## TASK OBJECTIVE
Write out the entries verbatim and leave the images out of the copy.

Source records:
** START **
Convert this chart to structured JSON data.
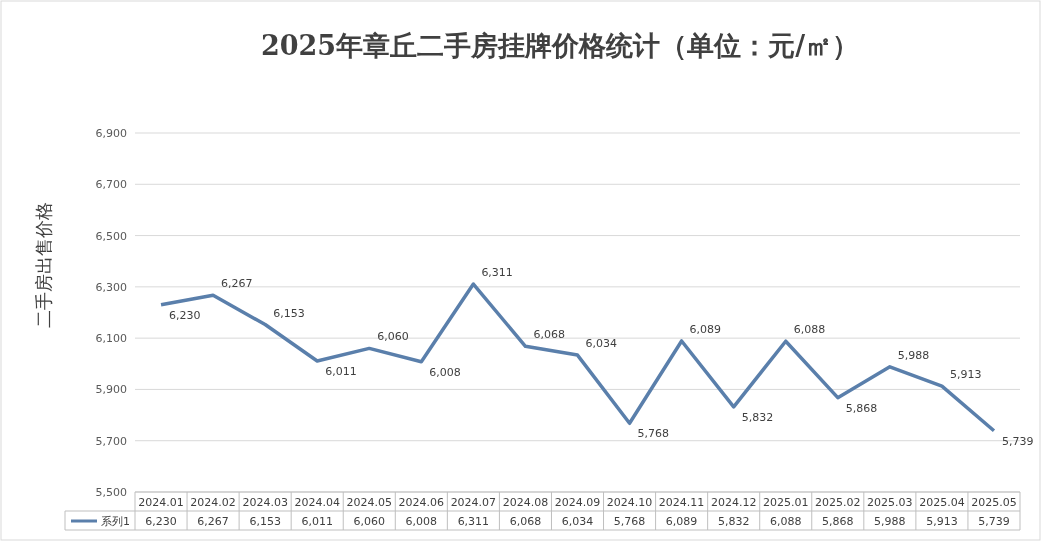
{
  "chart_data": {
    "type": "line",
    "title": "2025年章丘二手房挂牌价格统计（单位：元/㎡）",
    "ylabel": "二手房出售价格",
    "categories": [
      "2024.01",
      "2024.02",
      "2024.03",
      "2024.04",
      "2024.05",
      "2024.06",
      "2024.07",
      "2024.08",
      "2024.09",
      "2024.10",
      "2024.11",
      "2024.12",
      "2025.01",
      "2025.02",
      "2025.03",
      "2025.04",
      "2025.05"
    ],
    "series": [
      {
        "name": "系列1",
        "color": "#5a7fab",
        "values": [
          6230,
          6267,
          6153,
          6011,
          6060,
          6008,
          6311,
          6068,
          6034,
          5768,
          6089,
          5832,
          6088,
          5868,
          5988,
          5913,
          5739
        ],
        "value_labels": [
          "6,230",
          "6,267",
          "6,153",
          "6,011",
          "6,060",
          "6,008",
          "6,311",
          "6,068",
          "6,034",
          "5,768",
          "6,089",
          "5,832",
          "6,088",
          "5,868",
          "5,988",
          "5,913",
          "5,739"
        ]
      }
    ],
    "ylim": [
      5500,
      6900
    ],
    "yticks": [
      {
        "value": 5500,
        "label": "5,500"
      },
      {
        "value": 5700,
        "label": "5,700"
      },
      {
        "value": 5900,
        "label": "5,900"
      },
      {
        "value": 6100,
        "label": "6,100"
      },
      {
        "value": 6300,
        "label": "6,300"
      },
      {
        "value": 6500,
        "label": "6,500"
      },
      {
        "value": 6700,
        "label": "6,700"
      },
      {
        "value": 6900,
        "label": "6,900"
      }
    ],
    "grid": "y",
    "legend": "bottom",
    "marker": "none",
    "line_style": "solid"
  }
}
** END **
## RESULT FOR THIS EXERCISE
Convert this chart to structured JSON data.
{
  "chart_data": {
    "type": "line",
    "title": "2025年章丘二手房挂牌价格统计（单位：元/㎡）",
    "ylabel": "二手房出售价格",
    "categories": [
      "2024.01",
      "2024.02",
      "2024.03",
      "2024.04",
      "2024.05",
      "2024.06",
      "2024.07",
      "2024.08",
      "2024.09",
      "2024.10",
      "2024.11",
      "2024.12",
      "2025.01",
      "2025.02",
      "2025.03",
      "2025.04",
      "2025.05"
    ],
    "series": [
      {
        "name": "系列1",
        "color": "#5a7fab",
        "values": [
          6230,
          6267,
          6153,
          6011,
          6060,
          6008,
          6311,
          6068,
          6034,
          5768,
          6089,
          5832,
          6088,
          5868,
          5988,
          5913,
          5739
        ],
        "value_labels": [
          "6,230",
          "6,267",
          "6,153",
          "6,011",
          "6,060",
          "6,008",
          "6,311",
          "6,068",
          "6,034",
          "5,768",
          "6,089",
          "5,832",
          "6,088",
          "5,868",
          "5,988",
          "5,913",
          "5,739"
        ]
      }
    ],
    "ylim": [
      5500,
      6900
    ],
    "yticks": [
      {
        "value": 5500,
        "label": "5,500"
      },
      {
        "value": 5700,
        "label": "5,700"
      },
      {
        "value": 5900,
        "label": "5,900"
      },
      {
        "value": 6100,
        "label": "6,100"
      },
      {
        "value": 6300,
        "label": "6,300"
      },
      {
        "value": 6500,
        "label": "6,500"
      },
      {
        "value": 6700,
        "label": "6,700"
      },
      {
        "value": 6900,
        "label": "6,900"
      }
    ],
    "grid": "y",
    "legend": "bottom",
    "marker": "none",
    "line_style": "solid"
  }
}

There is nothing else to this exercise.